───── Information shown ─────
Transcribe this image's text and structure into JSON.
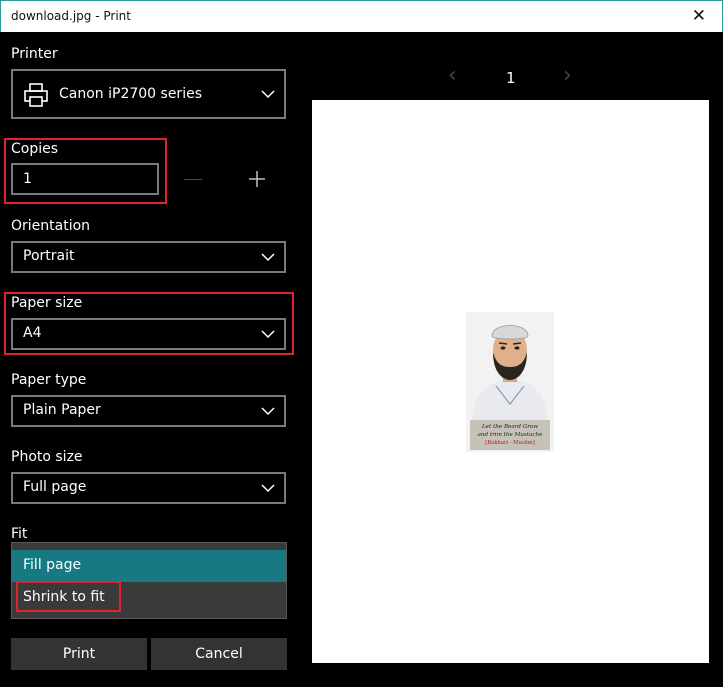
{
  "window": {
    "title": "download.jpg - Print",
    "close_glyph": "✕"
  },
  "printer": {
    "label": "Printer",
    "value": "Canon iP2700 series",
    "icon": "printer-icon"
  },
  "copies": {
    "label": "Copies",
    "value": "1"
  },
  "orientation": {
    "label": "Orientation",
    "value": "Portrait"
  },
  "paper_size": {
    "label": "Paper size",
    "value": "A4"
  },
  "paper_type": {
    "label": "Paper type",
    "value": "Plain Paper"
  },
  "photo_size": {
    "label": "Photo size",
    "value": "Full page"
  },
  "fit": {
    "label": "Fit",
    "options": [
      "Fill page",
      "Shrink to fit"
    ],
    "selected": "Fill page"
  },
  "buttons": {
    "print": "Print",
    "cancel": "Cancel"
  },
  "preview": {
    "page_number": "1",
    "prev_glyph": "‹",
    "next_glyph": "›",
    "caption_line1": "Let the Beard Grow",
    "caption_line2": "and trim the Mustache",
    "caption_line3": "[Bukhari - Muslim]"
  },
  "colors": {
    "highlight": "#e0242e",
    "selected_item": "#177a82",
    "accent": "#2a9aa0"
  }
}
─────
───── Information shown ─────
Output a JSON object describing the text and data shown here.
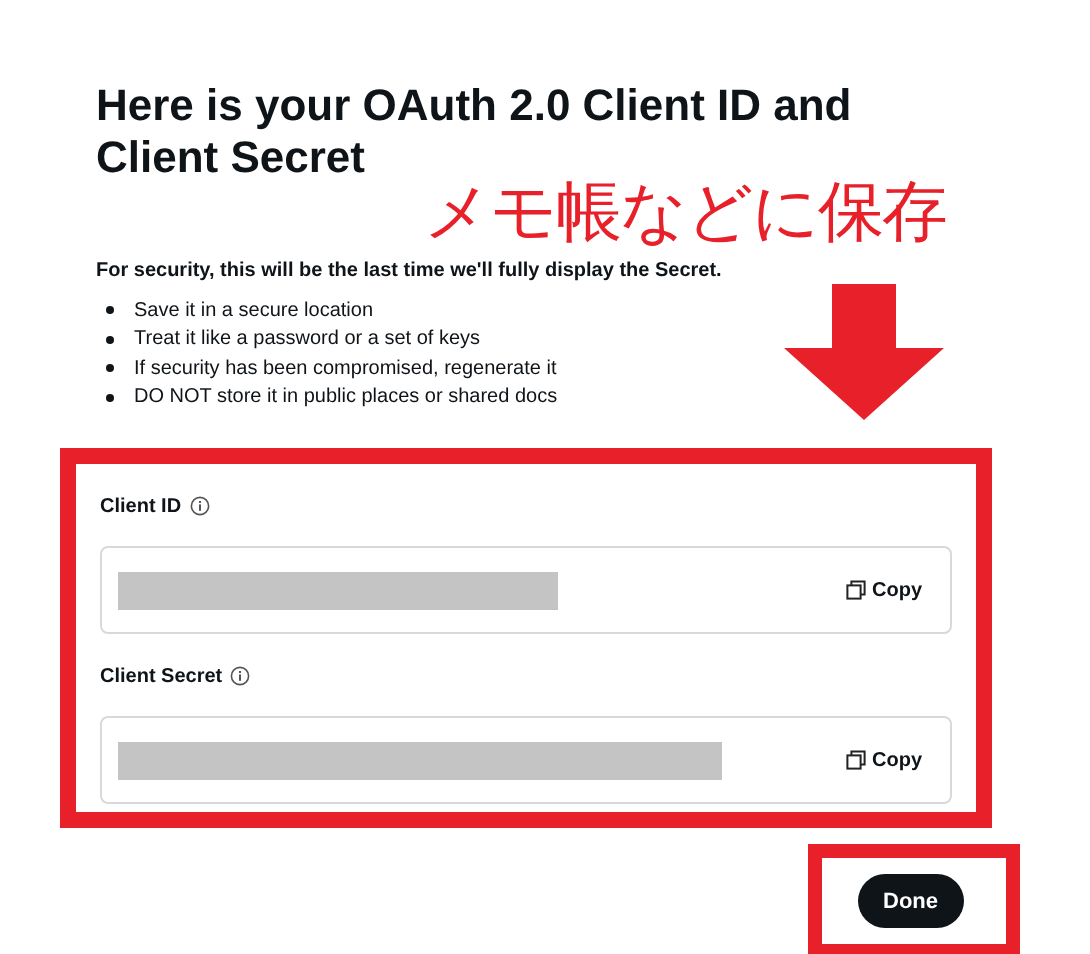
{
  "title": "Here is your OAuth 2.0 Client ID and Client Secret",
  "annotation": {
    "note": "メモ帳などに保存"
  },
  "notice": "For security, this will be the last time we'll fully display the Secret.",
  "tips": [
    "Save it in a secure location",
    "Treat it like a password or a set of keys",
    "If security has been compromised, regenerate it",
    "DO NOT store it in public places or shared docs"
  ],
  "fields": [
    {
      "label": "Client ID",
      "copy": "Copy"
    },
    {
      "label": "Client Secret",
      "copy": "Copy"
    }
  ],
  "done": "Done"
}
─────
** Work to be completed **
Take every line from the records above that has the word "security" and copy it.

** Solution for this exercise **
  "notice": "For security, this will be the last time we'll fully display the Secret.",
    "If security has been compromised, regenerate it",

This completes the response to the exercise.